▼

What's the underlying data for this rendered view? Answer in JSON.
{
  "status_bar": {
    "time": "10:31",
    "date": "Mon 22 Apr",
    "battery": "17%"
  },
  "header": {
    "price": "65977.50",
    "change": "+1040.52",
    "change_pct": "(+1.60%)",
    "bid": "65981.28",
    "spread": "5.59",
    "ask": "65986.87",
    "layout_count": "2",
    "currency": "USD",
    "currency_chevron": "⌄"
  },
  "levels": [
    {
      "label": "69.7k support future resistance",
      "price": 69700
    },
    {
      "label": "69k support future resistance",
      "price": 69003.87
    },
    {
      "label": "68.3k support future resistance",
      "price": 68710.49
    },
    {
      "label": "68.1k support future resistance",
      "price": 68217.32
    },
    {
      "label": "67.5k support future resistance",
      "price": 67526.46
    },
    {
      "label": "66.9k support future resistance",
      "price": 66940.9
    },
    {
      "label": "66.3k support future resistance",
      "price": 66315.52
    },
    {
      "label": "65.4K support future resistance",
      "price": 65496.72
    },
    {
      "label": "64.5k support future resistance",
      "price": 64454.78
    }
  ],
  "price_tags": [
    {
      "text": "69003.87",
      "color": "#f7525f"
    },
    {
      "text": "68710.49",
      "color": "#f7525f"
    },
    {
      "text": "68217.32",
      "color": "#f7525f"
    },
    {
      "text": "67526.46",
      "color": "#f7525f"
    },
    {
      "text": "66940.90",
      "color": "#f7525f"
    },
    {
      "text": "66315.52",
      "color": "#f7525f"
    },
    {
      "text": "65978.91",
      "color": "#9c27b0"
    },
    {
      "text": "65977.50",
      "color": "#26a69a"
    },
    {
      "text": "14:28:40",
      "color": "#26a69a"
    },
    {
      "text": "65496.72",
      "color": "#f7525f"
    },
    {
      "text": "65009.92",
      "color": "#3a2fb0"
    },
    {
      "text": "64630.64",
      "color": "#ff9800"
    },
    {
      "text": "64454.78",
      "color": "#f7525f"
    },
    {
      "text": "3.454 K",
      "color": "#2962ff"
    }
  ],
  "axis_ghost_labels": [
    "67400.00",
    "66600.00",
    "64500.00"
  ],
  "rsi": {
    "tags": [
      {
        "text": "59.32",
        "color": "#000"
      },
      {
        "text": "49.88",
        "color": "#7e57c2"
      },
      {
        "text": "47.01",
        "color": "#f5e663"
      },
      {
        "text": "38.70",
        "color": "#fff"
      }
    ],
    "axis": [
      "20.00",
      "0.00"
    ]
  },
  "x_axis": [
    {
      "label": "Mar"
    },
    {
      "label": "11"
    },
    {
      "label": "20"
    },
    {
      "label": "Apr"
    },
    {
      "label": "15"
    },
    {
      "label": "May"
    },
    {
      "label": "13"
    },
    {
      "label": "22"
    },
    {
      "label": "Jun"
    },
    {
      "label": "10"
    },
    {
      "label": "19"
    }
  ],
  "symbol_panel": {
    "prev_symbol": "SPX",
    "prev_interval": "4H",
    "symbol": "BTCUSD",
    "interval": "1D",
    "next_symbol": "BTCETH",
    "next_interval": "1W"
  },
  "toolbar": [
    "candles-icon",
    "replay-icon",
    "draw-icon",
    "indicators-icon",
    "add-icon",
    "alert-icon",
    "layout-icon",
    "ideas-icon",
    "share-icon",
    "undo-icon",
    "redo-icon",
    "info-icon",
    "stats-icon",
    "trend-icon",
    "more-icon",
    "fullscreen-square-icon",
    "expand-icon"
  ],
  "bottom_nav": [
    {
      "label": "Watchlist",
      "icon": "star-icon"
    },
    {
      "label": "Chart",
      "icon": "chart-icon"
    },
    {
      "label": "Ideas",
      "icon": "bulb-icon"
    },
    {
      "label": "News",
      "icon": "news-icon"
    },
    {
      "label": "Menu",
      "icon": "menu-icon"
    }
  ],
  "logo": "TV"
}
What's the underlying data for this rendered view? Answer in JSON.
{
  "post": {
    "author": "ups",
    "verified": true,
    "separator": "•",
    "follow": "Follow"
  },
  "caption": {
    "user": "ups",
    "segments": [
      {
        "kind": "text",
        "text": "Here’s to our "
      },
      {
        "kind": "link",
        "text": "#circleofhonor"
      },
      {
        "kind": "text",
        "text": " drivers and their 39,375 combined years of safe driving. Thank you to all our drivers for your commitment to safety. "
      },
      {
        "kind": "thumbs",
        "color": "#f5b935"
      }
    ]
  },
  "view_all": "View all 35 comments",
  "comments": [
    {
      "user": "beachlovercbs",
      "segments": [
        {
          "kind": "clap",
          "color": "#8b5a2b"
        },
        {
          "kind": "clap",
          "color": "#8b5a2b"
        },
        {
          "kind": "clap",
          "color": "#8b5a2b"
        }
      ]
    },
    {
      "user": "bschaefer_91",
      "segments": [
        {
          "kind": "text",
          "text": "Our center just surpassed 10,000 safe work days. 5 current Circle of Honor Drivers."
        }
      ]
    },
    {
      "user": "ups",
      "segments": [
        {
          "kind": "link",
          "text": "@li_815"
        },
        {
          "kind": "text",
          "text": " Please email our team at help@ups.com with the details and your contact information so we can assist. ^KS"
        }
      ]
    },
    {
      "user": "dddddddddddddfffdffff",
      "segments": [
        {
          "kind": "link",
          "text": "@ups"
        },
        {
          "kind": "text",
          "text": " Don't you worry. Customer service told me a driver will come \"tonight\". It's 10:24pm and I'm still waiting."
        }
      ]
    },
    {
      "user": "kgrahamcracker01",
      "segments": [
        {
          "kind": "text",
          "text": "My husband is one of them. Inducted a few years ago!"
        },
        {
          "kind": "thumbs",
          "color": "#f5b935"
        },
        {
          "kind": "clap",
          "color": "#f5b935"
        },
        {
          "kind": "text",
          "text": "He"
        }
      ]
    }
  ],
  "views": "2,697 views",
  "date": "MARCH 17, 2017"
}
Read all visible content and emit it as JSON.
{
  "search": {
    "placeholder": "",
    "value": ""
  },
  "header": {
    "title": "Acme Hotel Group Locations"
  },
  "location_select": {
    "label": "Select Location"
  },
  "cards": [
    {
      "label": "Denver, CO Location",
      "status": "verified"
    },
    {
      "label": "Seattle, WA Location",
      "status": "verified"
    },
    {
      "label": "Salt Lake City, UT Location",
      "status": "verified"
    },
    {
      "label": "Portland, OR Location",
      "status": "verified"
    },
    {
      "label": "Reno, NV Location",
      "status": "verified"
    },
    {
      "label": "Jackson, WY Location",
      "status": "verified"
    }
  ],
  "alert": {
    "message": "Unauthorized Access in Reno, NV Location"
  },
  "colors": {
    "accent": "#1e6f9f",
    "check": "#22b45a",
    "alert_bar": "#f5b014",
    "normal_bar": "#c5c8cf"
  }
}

▲

_WHAT YOU NEED TO DO_
Copy out the full set of records precisely, leaving nothing out.

_OUTPUT_
What's the underlying data for this rendered view? Answer in JSON.
{
  "status_bar": {
    "time": "10:31",
    "date": "Mon 22 Apr",
    "battery": "17%"
  },
  "header": {
    "price": "65977.50",
    "change": "+1040.52",
    "change_pct": "(+1.60%)",
    "bid": "65981.28",
    "spread": "5.59",
    "ask": "65986.87",
    "layout_count": "2",
    "currency": "USD",
    "currency_chevron": "⌄"
  },
  "levels": [
    {
      "label": "69.7k support future resistance",
      "price": 69700
    },
    {
      "label": "69k support future resistance",
      "price": 69003.87
    },
    {
      "label": "68.3k support future resistance",
      "price": 68710.49
    },
    {
      "label": "68.1k support future resistance",
      "price": 68217.32
    },
    {
      "label": "67.5k support future resistance",
      "price": 67526.46
    },
    {
      "label": "66.9k support future resistance",
      "price": 66940.9
    },
    {
      "label": "66.3k support future resistance",
      "price": 66315.52
    },
    {
      "label": "65.4K support future resistance",
      "price": 65496.72
    },
    {
      "label": "64.5k support future resistance",
      "price": 64454.78
    }
  ],
  "price_tags": [
    {
      "text": "69003.87",
      "color": "#f7525f"
    },
    {
      "text": "68710.49",
      "color": "#f7525f"
    },
    {
      "text": "68217.32",
      "color": "#f7525f"
    },
    {
      "text": "67526.46",
      "color": "#f7525f"
    },
    {
      "text": "66940.90",
      "color": "#f7525f"
    },
    {
      "text": "66315.52",
      "color": "#f7525f"
    },
    {
      "text": "65978.91",
      "color": "#9c27b0"
    },
    {
      "text": "65977.50",
      "color": "#26a69a"
    },
    {
      "text": "14:28:40",
      "color": "#26a69a"
    },
    {
      "text": "65496.72",
      "color": "#f7525f"
    },
    {
      "text": "65009.92",
      "color": "#3a2fb0"
    },
    {
      "text": "64630.64",
      "color": "#ff9800"
    },
    {
      "text": "64454.78",
      "color": "#f7525f"
    },
    {
      "text": "3.454 K",
      "color": "#2962ff"
    }
  ],
  "axis_ghost_labels": [
    "67400.00",
    "66600.00",
    "64500.00"
  ],
  "rsi": {
    "tags": [
      {
        "text": "59.32",
        "color": "#000"
      },
      {
        "text": "49.88",
        "color": "#7e57c2"
      },
      {
        "text": "47.01",
        "color": "#f5e663"
      },
      {
        "text": "38.70",
        "color": "#fff"
      }
    ],
    "axis": [
      "20.00",
      "0.00"
    ]
  },
  "x_axis": [
    {
      "label": "Mar"
    },
    {
      "label": "11"
    },
    {
      "label": "20"
    },
    {
      "label": "Apr"
    },
    {
      "label": "15"
    },
    {
      "label": "May"
    },
    {
      "label": "13"
    },
    {
      "label": "22"
    },
    {
      "label": "Jun"
    },
    {
      "label": "10"
    },
    {
      "label": "19"
    }
  ],
  "symbol_panel": {
    "prev_symbol": "SPX",
    "prev_interval": "4H",
    "symbol": "BTCUSD",
    "interval": "1D",
    "next_symbol": "BTCETH",
    "next_interval": "1W"
  },
  "toolbar": [
    "candles-icon",
    "replay-icon",
    "draw-icon",
    "indicators-icon",
    "add-icon",
    "alert-icon",
    "layout-icon",
    "ideas-icon",
    "share-icon",
    "undo-icon",
    "redo-icon",
    "info-icon",
    "stats-icon",
    "trend-icon",
    "more-icon",
    "fullscreen-square-icon",
    "expand-icon"
  ],
  "bottom_nav": [
    {
      "label": "Watchlist",
      "icon": "star-icon"
    },
    {
      "label": "Chart",
      "icon": "chart-icon"
    },
    {
      "label": "Ideas",
      "icon": "bulb-icon"
    },
    {
      "label": "News",
      "icon": "news-icon"
    },
    {
      "label": "Menu",
      "icon": "menu-icon"
    }
  ],
  "logo": "TV"
}
What's the underlying data for this rendered view? Answer in JSON.
{
  "post": {
    "author": "ups",
    "verified": true,
    "separator": "•",
    "follow": "Follow"
  },
  "caption": {
    "user": "ups",
    "segments": [
      {
        "kind": "text",
        "text": "Here’s to our "
      },
      {
        "kind": "link",
        "text": "#circleofhonor"
      },
      {
        "kind": "text",
        "text": " drivers and their 39,375 combined years of safe driving. Thank you to all our drivers for your commitment to safety. "
      },
      {
        "kind": "thumbs",
        "color": "#f5b935"
      }
    ]
  },
  "view_all": "View all 35 comments",
  "comments": [
    {
      "user": "beachlovercbs",
      "segments": [
        {
          "kind": "clap",
          "color": "#8b5a2b"
        },
        {
          "kind": "clap",
          "color": "#8b5a2b"
        },
        {
          "kind": "clap",
          "color": "#8b5a2b"
        }
      ]
    },
    {
      "user": "bschaefer_91",
      "segments": [
        {
          "kind": "text",
          "text": "Our center just surpassed 10,000 safe work days. 5 current Circle of Honor Drivers."
        }
      ]
    },
    {
      "user": "ups",
      "segments": [
        {
          "kind": "link",
          "text": "@li_815"
        },
        {
          "kind": "text",
          "text": " Please email our team at help@ups.com with the details and your contact information so we can assist. ^KS"
        }
      ]
    },
    {
      "user": "dddddddddddddfffdffff",
      "segments": [
        {
          "kind": "link",
          "text": "@ups"
        },
        {
          "kind": "text",
          "text": " Don't you worry. Customer service told me a driver will come \"tonight\". It's 10:24pm and I'm still waiting."
        }
      ]
    },
    {
      "user": "kgrahamcracker01",
      "segments": [
        {
          "kind": "text",
          "text": "My husband is one of them. Inducted a few years ago!"
        },
        {
          "kind": "thumbs",
          "color": "#f5b935"
        },
        {
          "kind": "clap",
          "color": "#f5b935"
        },
        {
          "kind": "text",
          "text": "He"
        }
      ]
    }
  ],
  "views": "2,697 views",
  "date": "MARCH 17, 2017"
}
Read all visible content and emit it as JSON.
{
  "search": {
    "placeholder": "",
    "value": ""
  },
  "header": {
    "title": "Acme Hotel Group Locations"
  },
  "location_select": {
    "label": "Select Location"
  },
  "cards": [
    {
      "label": "Denver, CO Location",
      "status": "verified"
    },
    {
      "label": "Seattle, WA Location",
      "status": "verified"
    },
    {
      "label": "Salt Lake City, UT Location",
      "status": "verified"
    },
    {
      "label": "Portland, OR Location",
      "status": "verified"
    },
    {
      "label": "Reno, NV Location",
      "status": "verified"
    },
    {
      "label": "Jackson, WY Location",
      "status": "verified"
    }
  ],
  "alert": {
    "message": "Unauthorized Access in Reno, NV Location"
  },
  "colors": {
    "accent": "#1e6f9f",
    "check": "#22b45a",
    "alert_bar": "#f5b014",
    "normal_bar": "#c5c8cf"
  }
}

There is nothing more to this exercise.